[Your instructions] Filter for the word "curve" and keep each matching line.

***** Task data *****

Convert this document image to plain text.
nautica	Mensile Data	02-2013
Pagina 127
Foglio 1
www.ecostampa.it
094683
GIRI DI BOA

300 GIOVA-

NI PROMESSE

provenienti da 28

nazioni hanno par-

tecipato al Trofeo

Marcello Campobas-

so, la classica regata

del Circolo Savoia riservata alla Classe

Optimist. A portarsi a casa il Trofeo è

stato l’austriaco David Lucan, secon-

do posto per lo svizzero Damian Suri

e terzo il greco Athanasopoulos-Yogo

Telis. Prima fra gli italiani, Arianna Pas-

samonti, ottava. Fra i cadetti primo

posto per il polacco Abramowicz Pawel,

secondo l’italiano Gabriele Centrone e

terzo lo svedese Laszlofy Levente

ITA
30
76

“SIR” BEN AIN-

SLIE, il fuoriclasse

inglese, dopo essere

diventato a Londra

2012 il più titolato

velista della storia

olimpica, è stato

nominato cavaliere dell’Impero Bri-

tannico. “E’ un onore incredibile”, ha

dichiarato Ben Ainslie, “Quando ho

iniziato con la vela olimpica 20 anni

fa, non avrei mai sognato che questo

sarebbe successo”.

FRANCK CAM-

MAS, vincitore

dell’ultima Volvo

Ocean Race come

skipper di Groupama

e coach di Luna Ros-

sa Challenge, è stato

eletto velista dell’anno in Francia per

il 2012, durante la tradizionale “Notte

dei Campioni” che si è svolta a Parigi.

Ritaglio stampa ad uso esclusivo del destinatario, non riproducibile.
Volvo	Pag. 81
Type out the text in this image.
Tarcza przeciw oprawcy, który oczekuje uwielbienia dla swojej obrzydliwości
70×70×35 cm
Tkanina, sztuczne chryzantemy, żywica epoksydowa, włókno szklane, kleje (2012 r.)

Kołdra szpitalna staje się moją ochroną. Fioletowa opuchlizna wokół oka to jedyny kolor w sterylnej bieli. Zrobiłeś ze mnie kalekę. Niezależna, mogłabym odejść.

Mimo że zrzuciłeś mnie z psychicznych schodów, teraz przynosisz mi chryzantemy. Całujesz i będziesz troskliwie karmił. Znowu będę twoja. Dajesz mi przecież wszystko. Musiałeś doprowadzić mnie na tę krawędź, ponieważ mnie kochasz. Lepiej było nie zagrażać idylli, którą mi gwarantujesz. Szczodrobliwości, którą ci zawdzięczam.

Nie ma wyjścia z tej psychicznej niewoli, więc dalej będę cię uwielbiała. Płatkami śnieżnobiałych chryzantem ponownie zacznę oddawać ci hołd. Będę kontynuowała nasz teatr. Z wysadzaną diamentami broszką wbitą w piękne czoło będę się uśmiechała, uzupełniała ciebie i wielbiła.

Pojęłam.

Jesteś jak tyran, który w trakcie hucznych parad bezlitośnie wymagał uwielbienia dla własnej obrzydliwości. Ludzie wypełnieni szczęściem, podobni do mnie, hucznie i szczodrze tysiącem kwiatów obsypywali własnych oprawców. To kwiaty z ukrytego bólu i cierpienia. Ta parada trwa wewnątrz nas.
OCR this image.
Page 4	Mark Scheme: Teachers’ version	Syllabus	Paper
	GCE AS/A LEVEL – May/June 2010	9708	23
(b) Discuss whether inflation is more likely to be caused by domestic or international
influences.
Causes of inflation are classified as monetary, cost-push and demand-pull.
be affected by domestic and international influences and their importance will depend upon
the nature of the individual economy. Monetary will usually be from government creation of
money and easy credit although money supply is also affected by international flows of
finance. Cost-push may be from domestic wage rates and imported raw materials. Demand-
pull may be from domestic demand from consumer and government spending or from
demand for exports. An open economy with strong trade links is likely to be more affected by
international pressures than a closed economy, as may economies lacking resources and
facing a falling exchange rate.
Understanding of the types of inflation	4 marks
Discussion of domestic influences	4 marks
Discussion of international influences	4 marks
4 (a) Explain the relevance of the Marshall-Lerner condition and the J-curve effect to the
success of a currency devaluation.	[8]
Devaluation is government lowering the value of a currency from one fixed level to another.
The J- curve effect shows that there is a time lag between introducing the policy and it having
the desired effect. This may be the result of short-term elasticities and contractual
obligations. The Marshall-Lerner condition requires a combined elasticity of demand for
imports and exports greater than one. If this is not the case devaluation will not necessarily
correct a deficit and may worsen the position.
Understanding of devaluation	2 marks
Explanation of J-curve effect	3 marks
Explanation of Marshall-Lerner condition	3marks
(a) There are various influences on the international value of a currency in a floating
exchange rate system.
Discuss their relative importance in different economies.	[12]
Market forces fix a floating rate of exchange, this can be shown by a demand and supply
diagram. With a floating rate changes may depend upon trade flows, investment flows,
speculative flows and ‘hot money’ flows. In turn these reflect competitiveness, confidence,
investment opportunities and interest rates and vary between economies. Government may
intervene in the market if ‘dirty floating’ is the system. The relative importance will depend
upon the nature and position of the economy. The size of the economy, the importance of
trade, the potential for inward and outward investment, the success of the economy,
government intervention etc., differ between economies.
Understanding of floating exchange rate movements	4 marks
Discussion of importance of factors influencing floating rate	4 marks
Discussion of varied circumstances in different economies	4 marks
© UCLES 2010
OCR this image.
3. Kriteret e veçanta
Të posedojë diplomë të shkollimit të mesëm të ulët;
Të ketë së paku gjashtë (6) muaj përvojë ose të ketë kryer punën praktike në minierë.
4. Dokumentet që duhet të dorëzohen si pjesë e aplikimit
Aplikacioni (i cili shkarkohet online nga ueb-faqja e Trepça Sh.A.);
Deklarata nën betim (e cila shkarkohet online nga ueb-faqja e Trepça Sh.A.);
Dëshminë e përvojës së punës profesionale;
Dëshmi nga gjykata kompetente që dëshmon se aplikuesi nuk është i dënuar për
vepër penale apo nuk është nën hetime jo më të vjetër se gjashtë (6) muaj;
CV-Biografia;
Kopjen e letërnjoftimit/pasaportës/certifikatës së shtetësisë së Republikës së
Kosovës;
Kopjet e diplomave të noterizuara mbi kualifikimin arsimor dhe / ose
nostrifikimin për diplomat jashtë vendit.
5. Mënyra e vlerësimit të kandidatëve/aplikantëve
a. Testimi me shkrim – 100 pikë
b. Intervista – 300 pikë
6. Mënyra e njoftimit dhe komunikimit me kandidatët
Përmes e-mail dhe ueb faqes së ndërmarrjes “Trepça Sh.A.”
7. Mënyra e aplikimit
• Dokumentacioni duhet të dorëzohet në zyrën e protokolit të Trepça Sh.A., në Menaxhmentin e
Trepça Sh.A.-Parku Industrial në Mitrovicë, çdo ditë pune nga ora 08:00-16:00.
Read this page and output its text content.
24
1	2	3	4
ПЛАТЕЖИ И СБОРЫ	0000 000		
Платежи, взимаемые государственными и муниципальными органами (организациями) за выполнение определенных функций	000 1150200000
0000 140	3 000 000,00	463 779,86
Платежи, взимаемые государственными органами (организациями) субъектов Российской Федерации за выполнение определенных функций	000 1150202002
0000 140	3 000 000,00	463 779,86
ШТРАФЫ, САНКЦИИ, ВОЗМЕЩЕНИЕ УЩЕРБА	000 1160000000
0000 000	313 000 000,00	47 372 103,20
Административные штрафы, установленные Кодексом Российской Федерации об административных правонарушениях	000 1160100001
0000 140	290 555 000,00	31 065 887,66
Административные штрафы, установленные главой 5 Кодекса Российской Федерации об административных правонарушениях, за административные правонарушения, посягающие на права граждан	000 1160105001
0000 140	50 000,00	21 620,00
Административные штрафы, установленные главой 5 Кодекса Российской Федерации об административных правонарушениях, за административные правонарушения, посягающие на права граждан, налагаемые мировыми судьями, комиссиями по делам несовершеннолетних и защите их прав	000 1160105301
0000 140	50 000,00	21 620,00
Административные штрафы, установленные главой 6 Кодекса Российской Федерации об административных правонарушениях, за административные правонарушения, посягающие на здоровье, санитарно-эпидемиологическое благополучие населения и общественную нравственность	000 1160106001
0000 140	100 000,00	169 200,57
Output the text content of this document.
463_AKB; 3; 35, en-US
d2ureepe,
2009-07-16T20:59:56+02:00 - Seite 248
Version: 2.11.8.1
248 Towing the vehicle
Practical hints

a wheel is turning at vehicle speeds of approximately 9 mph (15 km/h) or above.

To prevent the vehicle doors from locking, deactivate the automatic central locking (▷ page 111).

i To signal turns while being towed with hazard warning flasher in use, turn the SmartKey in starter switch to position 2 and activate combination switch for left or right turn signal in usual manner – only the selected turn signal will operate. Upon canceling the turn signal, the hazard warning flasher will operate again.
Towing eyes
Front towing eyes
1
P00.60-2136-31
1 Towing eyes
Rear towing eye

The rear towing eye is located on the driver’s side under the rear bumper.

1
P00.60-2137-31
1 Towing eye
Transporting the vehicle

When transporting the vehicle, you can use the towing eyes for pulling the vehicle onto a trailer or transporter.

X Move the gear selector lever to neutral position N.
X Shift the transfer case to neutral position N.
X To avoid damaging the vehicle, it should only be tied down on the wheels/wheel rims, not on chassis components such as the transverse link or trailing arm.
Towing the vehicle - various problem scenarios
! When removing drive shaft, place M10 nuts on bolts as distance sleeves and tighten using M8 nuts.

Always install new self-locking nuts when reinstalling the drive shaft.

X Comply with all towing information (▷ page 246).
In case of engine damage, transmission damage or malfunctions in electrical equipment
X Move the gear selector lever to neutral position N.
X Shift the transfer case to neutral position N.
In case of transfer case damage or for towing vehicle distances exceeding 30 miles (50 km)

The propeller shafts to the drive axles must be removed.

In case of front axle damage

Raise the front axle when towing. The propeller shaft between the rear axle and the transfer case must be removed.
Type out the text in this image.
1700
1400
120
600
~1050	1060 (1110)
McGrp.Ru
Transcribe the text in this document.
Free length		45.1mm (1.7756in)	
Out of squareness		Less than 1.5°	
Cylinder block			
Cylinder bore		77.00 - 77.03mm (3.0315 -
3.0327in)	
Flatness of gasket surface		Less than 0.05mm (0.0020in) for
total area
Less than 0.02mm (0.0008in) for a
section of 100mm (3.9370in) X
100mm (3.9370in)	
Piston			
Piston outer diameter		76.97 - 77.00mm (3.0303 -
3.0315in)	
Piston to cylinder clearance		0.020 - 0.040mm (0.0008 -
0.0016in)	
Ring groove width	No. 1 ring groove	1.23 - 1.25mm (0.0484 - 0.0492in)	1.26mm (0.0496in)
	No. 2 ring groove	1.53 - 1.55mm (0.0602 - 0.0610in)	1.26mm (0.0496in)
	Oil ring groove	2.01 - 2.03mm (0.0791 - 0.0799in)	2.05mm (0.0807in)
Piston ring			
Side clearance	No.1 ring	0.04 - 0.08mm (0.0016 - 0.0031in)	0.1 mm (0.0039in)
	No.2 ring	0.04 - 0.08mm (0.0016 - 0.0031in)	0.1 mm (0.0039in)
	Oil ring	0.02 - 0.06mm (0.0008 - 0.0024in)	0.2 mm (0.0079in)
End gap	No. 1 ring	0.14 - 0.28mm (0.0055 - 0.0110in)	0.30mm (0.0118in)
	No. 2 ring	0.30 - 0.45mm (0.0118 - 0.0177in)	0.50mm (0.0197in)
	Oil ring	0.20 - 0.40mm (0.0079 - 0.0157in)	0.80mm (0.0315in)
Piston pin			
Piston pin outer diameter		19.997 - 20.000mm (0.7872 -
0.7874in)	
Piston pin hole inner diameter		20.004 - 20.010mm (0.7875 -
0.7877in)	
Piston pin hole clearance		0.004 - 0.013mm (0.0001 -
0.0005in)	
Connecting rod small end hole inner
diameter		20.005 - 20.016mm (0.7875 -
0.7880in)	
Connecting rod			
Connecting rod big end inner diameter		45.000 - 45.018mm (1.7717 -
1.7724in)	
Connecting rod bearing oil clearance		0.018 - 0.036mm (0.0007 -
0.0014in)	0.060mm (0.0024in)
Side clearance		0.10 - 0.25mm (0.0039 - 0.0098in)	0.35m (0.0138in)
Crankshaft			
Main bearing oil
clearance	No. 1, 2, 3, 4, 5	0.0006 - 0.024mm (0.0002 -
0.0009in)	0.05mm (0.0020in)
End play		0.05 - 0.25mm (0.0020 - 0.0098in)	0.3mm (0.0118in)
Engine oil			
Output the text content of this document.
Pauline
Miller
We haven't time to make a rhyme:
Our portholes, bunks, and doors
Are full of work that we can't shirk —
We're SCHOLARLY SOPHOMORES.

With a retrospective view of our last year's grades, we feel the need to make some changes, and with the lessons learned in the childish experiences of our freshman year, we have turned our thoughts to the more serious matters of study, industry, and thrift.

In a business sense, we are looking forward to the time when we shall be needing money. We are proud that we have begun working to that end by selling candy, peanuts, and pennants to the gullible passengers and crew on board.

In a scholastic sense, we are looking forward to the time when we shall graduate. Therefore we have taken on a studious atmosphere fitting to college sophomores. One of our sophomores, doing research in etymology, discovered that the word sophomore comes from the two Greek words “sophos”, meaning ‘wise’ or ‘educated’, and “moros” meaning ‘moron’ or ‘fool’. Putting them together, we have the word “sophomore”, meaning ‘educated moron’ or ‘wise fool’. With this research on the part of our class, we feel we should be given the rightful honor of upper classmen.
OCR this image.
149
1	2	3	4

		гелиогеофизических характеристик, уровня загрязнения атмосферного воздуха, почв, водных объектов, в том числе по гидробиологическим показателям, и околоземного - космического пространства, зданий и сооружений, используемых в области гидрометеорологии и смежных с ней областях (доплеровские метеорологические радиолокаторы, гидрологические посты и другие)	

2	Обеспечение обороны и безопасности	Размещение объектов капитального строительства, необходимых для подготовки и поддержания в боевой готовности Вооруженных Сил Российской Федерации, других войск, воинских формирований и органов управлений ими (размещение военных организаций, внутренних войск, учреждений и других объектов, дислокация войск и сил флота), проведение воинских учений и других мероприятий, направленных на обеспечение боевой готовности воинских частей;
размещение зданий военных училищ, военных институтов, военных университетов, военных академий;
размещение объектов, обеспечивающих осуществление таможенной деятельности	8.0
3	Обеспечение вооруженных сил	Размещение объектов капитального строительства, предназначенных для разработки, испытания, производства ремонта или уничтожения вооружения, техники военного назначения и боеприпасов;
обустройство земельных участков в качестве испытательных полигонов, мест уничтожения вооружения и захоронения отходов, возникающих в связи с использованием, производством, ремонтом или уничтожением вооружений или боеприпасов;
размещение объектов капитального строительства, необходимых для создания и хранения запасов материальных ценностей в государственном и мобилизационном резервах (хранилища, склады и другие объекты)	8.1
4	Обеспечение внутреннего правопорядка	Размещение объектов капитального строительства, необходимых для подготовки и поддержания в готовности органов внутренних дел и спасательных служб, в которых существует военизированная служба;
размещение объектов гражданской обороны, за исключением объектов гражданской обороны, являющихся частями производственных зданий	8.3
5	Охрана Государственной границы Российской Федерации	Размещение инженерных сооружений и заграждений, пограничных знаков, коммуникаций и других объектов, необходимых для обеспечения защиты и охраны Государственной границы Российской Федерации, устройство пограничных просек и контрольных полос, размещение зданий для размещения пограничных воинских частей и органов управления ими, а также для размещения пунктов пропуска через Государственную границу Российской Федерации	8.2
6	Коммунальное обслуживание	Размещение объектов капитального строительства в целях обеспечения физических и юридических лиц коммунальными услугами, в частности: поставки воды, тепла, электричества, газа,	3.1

*****

[Output for this task]
4 (a) Explain the relevance of the Marshall-Lerner condition and the J-curve effect to the
The J- curve effect shows that there is a time lag between introducing the policy and it having
Explanation of J-curve effect	3 marks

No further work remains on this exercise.